▸ **What the task asks**
Copy out, word for word, the lines of the records that start at the line containing "element-header-qty: ILOŚĆ ELEMENTÓW" and end after the line containing "element-header-element: ELEMENT —".

---- Entries provided

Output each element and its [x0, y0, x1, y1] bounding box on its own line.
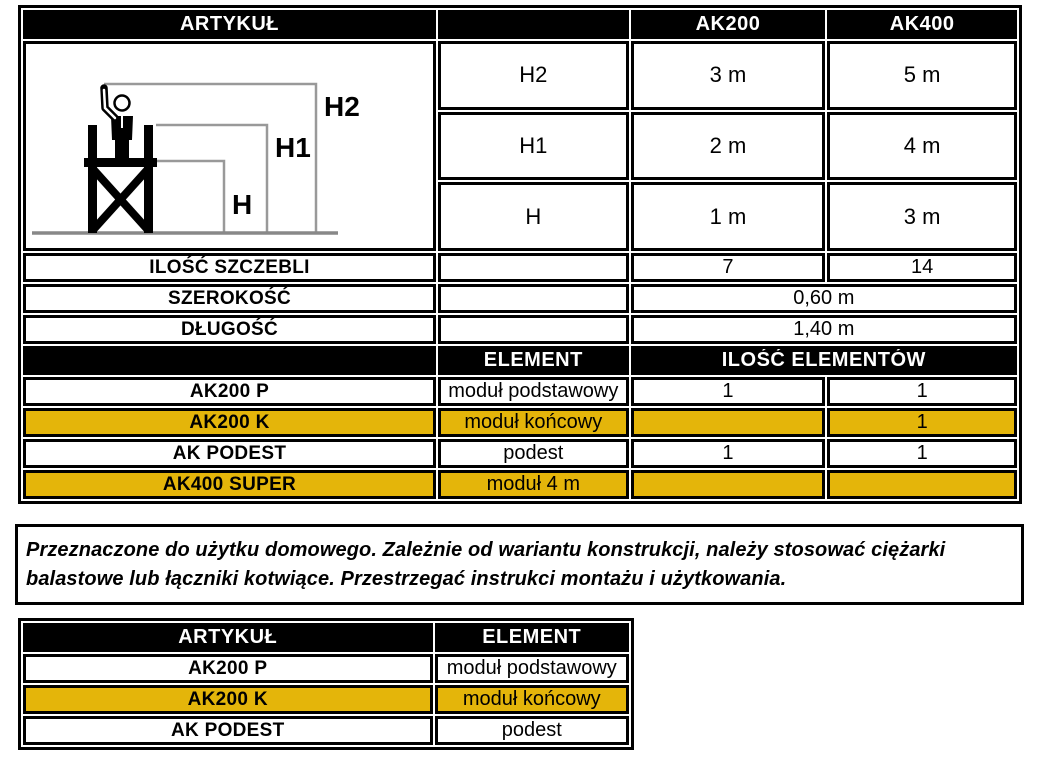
element-header-qty: ILOŚĆ ELEMENTÓW — [631, 346, 1017, 375]
spec-table — [18, 5, 1022, 504]
ak400super-qty-ak400 — [827, 470, 1017, 499]
spec-row-width — [23, 284, 1017, 313]
spec-row-length — [23, 315, 1017, 344]
ak200p-element: moduł podstawowy — [438, 377, 629, 406]
ak200p-qty-ak200: 1 — [631, 377, 826, 406]
parts-header-artykul: ARTYKUŁ — [23, 623, 433, 652]
length-label: DŁUGOŚĆ — [23, 315, 436, 344]
akpodest-qty-ak200: 1 — [631, 439, 826, 468]
ak200p-article: AK200 P — [23, 377, 436, 406]
diagram-label-h1: H1 — [275, 132, 311, 163]
spec-header-row — [23, 10, 1017, 39]
rungs-ak200: 7 — [631, 253, 826, 282]
element-header-spacer — [23, 346, 436, 375]
element-header-element: ELEMENT — [438, 346, 629, 375]
header-ak200: AK200 — [631, 10, 826, 39]
parts-ak200k-element: moduł końcowy — [435, 685, 630, 714]
spec-row-h2 — [23, 41, 1017, 110]
scaffold-diagram-image — [26, 44, 436, 242]
header-spacer — [438, 10, 629, 39]
ak200p-qty-ak400: 1 — [827, 377, 1017, 406]
ak400super-qty-ak200 — [631, 470, 826, 499]
cell-h-label: H — [438, 182, 629, 251]
diagram-label-h2: H2 — [324, 91, 360, 122]
element-row-ak200p — [23, 377, 1017, 406]
header-ak400: AK400 — [827, 10, 1017, 39]
parts-ak200p-article: AK200 P — [23, 654, 433, 683]
parts-akpodest-article: AK PODEST — [23, 716, 433, 745]
cell-h-ak200: 1 m — [631, 182, 826, 251]
akpodest-article: AK PODEST — [23, 439, 436, 468]
rungs-spacer — [438, 253, 629, 282]
height-diagram — [23, 41, 436, 251]
element-row-ak400super — [23, 470, 1017, 499]
usage-notice-text: Przeznaczone do użytku domowego. Zależnie od wariantu konstrukcji, należy stosować ciężarki balastowe lub łączniki kotwiące. Przestrzegać instrukci montażu i użytkowania. — [26, 539, 946, 590]
usage-notice — [15, 524, 1024, 605]
cell-h1-ak400: 4 m — [827, 112, 1017, 181]
width-label: SZEROKOŚĆ — [23, 284, 436, 313]
cell-h1-ak200: 2 m — [631, 112, 826, 181]
akpodest-qty-ak400: 1 — [827, 439, 1017, 468]
parts-row-akpodest — [23, 716, 629, 745]
ak200k-article: AK200 K — [23, 408, 436, 437]
width-value: 0,60 m — [631, 284, 1017, 313]
parts-akpodest-element: podest — [435, 716, 630, 745]
header-artykul: ARTYKUŁ — [23, 10, 436, 39]
cell-h2-label: H2 — [438, 41, 629, 110]
spec-row-rungs — [23, 253, 1017, 282]
cell-h2-ak200: 3 m — [631, 41, 826, 110]
parts-header-element: ELEMENT — [435, 623, 630, 652]
length-value: 1,40 m — [631, 315, 1017, 344]
cell-h1-label: H1 — [438, 112, 629, 181]
parts-ak200p-element: moduł podstawowy — [435, 654, 630, 683]
rungs-label: ILOŚĆ SZCZEBLI — [23, 253, 436, 282]
ak200k-qty-ak400: 1 — [827, 408, 1017, 437]
parts-row-ak200p — [23, 654, 629, 683]
ak400super-element: moduł 4 m — [438, 470, 629, 499]
diagram-label-h: H — [232, 189, 253, 220]
ak200k-element: moduł końcowy — [438, 408, 629, 437]
cell-h2-ak400: 5 m — [827, 41, 1017, 110]
element-row-akpodest — [23, 439, 1017, 468]
akpodest-element: podest — [438, 439, 629, 468]
parts-row-ak200k — [23, 685, 629, 714]
parts-table — [18, 618, 634, 750]
length-spacer — [438, 315, 629, 344]
parts-header-row — [23, 623, 629, 652]
element-row-ak200k — [23, 408, 1017, 437]
width-spacer — [438, 284, 629, 313]
ak200k-qty-ak200 — [631, 408, 826, 437]
element-header-row — [23, 346, 1017, 375]
cell-h-ak400: 3 m — [827, 182, 1017, 251]
parts-ak200k-article: AK200 K — [23, 685, 433, 714]
rungs-ak400: 14 — [827, 253, 1017, 282]
ak400super-article: AK400 SUPER — [23, 470, 436, 499]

--------

▸ **Reply**
element-header-qty: ILOŚĆ ELEMENTÓW — [631, 346, 1017, 375]
spec-table — [18, 5, 1022, 504]
ak400super-qty-ak400 — [827, 470, 1017, 499]
spec-row-width — [23, 284, 1017, 313]
spec-row-length — [23, 315, 1017, 344]
ak200p-element: moduł podstawowy — [438, 377, 629, 406]
ak200p-qty-ak200: 1 — [631, 377, 826, 406]
parts-header-artykul: ARTYKUŁ — [23, 623, 433, 652]
length-label: DŁUGOŚĆ — [23, 315, 436, 344]
akpodest-qty-ak200: 1 — [631, 439, 826, 468]
ak200p-article: AK200 P — [23, 377, 436, 406]
diagram-label-h1: H1 — [275, 132, 311, 163]
spec-header-row — [23, 10, 1017, 39]
rungs-ak200: 7 — [631, 253, 826, 282]
element-header-spacer — [23, 346, 436, 375]
element-header-element: ELEMENT — [438, 346, 629, 375]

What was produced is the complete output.